** Set problem **
Please return the full listing below without altering anything.

── Records provided ──

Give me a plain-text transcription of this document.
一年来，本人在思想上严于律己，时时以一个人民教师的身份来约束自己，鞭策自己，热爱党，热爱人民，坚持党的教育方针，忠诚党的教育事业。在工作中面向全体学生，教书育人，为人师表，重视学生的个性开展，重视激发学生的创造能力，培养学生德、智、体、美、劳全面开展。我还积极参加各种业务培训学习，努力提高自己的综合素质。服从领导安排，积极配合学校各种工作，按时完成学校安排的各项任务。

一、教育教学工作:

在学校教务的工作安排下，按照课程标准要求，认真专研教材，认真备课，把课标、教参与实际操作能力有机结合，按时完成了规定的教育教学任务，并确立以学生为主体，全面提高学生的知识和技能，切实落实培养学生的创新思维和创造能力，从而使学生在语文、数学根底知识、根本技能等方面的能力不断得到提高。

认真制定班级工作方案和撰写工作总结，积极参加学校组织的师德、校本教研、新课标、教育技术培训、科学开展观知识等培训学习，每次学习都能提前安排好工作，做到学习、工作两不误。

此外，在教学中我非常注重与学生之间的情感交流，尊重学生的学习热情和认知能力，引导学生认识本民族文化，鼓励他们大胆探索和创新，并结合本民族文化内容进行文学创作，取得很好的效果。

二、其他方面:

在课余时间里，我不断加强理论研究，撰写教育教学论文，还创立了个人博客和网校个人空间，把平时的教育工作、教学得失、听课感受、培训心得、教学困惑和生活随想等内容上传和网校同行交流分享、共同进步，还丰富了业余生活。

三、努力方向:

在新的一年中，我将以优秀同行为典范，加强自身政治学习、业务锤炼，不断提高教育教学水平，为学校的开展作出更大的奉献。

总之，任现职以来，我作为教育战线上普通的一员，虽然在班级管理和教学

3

───

** The result **
Give me a plain-text transcription of this document.
一年来，本人在思想上严于律己，时时以一个人民教师的身份来约束自己，鞭策自己，热爱党，热爱人民，坚持党的教育方针，忠诚党的教育事业。在工作中面向全体学生，教书育人，为人师表，重视学生的个性开展，重视激发学生的创造能力，培养学生德、智、体、美、劳全面开展。我还积极参加各种业务培训学习，努力提高自己的综合素质。服从领导安排，积极配合学校各种工作，按时完成学校安排的各项任务。

一、教育教学工作:

在学校教务的工作安排下，按照课程标准要求，认真专研教材，认真备课，把课标、教参与实际操作能力有机结合，按时完成了规定的教育教学任务，并确立以学生为主体，全面提高学生的知识和技能，切实落实培养学生的创新思维和创造能力，从而使学生在语文、数学根底知识、根本技能等方面的能力不断得到提高。

认真制定班级工作方案和撰写工作总结，积极参加学校组织的师德、校本教研、新课标、教育技术培训、科学开展观知识等培训学习，每次学习都能提前安排好工作，做到学习、工作两不误。

此外，在教学中我非常注重与学生之间的情感交流，尊重学生的学习热情和认知能力，引导学生认识本民族文化，鼓励他们大胆探索和创新，并结合本民族文化内容进行文学创作，取得很好的效果。

二、其他方面:

在课余时间里，我不断加强理论研究，撰写教育教学论文，还创立了个人博客和网校个人空间，把平时的教育工作、教学得失、听课感受、培训心得、教学困惑和生活随想等内容上传和网校同行交流分享、共同进步，还丰富了业余生活。

三、努力方向:

在新的一年中，我将以优秀同行为典范，加强自身政治学习、业务锤炼，不断提高教育教学水平，为学校的开展作出更大的奉献。

总之，任现职以来，我作为教育战线上普通的一员，虽然在班级管理和教学

3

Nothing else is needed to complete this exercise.